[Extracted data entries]
## begin
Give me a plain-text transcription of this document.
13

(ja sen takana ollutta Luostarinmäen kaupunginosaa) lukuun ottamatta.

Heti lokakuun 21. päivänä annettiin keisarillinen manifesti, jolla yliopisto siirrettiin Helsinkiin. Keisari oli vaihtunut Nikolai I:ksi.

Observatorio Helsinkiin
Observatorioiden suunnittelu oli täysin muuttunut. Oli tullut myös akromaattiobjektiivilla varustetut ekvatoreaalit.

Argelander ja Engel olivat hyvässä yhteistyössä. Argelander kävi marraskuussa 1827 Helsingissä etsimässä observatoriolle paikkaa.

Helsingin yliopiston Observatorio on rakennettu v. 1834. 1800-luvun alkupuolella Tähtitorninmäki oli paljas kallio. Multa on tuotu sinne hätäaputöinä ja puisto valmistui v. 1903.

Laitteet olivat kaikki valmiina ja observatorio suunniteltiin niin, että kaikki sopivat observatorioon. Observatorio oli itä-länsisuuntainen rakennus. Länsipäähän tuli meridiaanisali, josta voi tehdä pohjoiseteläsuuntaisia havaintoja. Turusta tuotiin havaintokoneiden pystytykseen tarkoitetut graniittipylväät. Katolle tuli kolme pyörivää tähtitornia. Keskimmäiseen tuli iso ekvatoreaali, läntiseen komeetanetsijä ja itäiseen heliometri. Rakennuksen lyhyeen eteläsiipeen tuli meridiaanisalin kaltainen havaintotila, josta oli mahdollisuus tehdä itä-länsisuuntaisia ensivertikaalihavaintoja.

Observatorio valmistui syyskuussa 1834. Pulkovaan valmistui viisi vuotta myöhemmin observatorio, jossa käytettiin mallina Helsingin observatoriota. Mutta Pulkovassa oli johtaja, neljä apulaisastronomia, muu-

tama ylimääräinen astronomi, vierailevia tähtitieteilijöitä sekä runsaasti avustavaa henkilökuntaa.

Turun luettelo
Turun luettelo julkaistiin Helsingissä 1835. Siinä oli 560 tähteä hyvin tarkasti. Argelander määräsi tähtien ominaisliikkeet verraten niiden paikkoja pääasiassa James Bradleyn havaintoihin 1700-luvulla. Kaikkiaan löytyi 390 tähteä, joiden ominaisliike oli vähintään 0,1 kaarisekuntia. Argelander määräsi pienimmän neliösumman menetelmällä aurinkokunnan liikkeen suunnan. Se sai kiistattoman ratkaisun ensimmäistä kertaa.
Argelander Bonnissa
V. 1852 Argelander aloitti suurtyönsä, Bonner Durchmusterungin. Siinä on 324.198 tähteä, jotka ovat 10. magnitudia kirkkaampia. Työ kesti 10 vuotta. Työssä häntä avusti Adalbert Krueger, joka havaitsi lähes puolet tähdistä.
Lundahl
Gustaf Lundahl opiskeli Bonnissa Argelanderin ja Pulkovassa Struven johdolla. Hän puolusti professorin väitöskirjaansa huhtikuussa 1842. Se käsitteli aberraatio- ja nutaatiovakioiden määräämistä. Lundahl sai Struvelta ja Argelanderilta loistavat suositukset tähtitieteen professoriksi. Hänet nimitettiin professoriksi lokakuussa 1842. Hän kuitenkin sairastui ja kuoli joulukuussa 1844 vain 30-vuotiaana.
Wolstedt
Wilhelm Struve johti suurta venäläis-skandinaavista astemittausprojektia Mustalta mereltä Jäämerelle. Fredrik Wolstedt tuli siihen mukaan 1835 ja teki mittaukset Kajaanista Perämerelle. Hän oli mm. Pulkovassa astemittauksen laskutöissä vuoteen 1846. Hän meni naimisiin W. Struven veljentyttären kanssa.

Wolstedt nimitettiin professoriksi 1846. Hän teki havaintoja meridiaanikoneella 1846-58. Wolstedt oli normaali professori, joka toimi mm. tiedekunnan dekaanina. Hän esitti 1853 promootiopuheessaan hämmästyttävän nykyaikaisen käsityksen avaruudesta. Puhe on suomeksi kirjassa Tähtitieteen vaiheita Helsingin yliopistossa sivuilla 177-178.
## end
:: WHAT YOU SHOULD DO ::
Filter the records above for "Lundahl" and copy every matching line.

:: WORKED ANSWER ::
Lundahl
Gustaf Lundahl opiskeli Bonnissa Argelanderin ja Pulkovassa Struven johdolla. Hän puolusti professorin väitöskirjaansa huhtikuussa 1842. Se käsitteli aberraatio- ja nutaatiovakioiden määräämistä. Lundahl sai Struvelta ja Argelanderilta loistavat suositukset tähtitieteen professoriksi. Hänet nimitettiin professoriksi lokakuussa 1842. Hän kuitenkin sairastui ja kuoli joulukuussa 1844 vain 30-vuotiaana.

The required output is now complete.